● **Recorded data**:
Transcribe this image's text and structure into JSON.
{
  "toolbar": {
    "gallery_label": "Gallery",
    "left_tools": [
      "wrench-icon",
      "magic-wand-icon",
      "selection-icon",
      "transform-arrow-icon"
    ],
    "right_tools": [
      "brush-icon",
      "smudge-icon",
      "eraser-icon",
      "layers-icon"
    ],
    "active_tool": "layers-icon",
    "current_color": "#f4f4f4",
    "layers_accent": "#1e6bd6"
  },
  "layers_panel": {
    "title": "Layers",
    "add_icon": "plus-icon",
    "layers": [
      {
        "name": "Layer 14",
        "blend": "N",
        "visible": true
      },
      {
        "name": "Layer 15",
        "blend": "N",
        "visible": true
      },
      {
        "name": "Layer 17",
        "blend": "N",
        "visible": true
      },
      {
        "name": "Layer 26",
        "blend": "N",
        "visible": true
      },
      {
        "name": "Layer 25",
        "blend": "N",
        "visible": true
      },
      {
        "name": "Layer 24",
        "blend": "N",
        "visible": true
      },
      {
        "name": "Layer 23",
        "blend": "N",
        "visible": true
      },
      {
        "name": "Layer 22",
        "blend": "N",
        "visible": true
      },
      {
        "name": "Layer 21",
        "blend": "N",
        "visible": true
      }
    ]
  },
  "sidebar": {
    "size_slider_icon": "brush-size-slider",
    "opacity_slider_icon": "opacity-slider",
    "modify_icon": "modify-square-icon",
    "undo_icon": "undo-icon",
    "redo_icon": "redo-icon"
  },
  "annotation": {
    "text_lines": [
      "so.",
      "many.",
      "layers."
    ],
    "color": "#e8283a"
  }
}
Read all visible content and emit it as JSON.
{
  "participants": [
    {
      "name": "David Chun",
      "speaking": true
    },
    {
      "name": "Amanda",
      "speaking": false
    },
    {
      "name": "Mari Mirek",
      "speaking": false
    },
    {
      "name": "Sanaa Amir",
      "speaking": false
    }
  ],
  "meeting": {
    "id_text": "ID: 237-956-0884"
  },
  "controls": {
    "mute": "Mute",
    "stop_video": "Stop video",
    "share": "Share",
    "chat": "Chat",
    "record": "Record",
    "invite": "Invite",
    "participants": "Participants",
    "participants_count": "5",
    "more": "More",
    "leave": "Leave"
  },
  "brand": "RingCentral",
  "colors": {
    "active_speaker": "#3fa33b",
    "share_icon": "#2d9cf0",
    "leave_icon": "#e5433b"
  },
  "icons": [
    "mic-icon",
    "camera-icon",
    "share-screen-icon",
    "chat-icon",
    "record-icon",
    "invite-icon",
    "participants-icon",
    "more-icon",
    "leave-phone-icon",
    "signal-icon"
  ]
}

● **What you have to do**: Repeat all of the entries exactly.

● **Completed exercise**:
Transcribe this image's text and structure into JSON.
{
  "toolbar": {
    "gallery_label": "Gallery",
    "left_tools": [
      "wrench-icon",
      "magic-wand-icon",
      "selection-icon",
      "transform-arrow-icon"
    ],
    "right_tools": [
      "brush-icon",
      "smudge-icon",
      "eraser-icon",
      "layers-icon"
    ],
    "active_tool": "layers-icon",
    "current_color": "#f4f4f4",
    "layers_accent": "#1e6bd6"
  },
  "layers_panel": {
    "title": "Layers",
    "add_icon": "plus-icon",
    "layers": [
      {
        "name": "Layer 14",
        "blend": "N",
        "visible": true
      },
      {
        "name": "Layer 15",
        "blend": "N",
        "visible": true
      },
      {
        "name": "Layer 17",
        "blend": "N",
        "visible": true
      },
      {
        "name": "Layer 26",
        "blend": "N",
        "visible": true
      },
      {
        "name": "Layer 25",
        "blend": "N",
        "visible": true
      },
      {
        "name": "Layer 24",
        "blend": "N",
        "visible": true
      },
      {
        "name": "Layer 23",
        "blend": "N",
        "visible": true
      },
      {
        "name": "Layer 22",
        "blend": "N",
        "visible": true
      },
      {
        "name": "Layer 21",
        "blend": "N",
        "visible": true
      }
    ]
  },
  "sidebar": {
    "size_slider_icon": "brush-size-slider",
    "opacity_slider_icon": "opacity-slider",
    "modify_icon": "modify-square-icon",
    "undo_icon": "undo-icon",
    "redo_icon": "redo-icon"
  },
  "annotation": {
    "text_lines": [
      "so.",
      "many.",
      "layers."
    ],
    "color": "#e8283a"
  }
}
Read all visible content and emit it as JSON.
{
  "participants": [
    {
      "name": "David Chun",
      "speaking": true
    },
    {
      "name": "Amanda",
      "speaking": false
    },
    {
      "name": "Mari Mirek",
      "speaking": false
    },
    {
      "name": "Sanaa Amir",
      "speaking": false
    }
  ],
  "meeting": {
    "id_text": "ID: 237-956-0884"
  },
  "controls": {
    "mute": "Mute",
    "stop_video": "Stop video",
    "share": "Share",
    "chat": "Chat",
    "record": "Record",
    "invite": "Invite",
    "participants": "Participants",
    "participants_count": "5",
    "more": "More",
    "leave": "Leave"
  },
  "brand": "RingCentral",
  "colors": {
    "active_speaker": "#3fa33b",
    "share_icon": "#2d9cf0",
    "leave_icon": "#e5433b"
  },
  "icons": [
    "mic-icon",
    "camera-icon",
    "share-screen-icon",
    "chat-icon",
    "record-icon",
    "invite-icon",
    "participants-icon",
    "more-icon",
    "leave-phone-icon",
    "signal-icon"
  ]
}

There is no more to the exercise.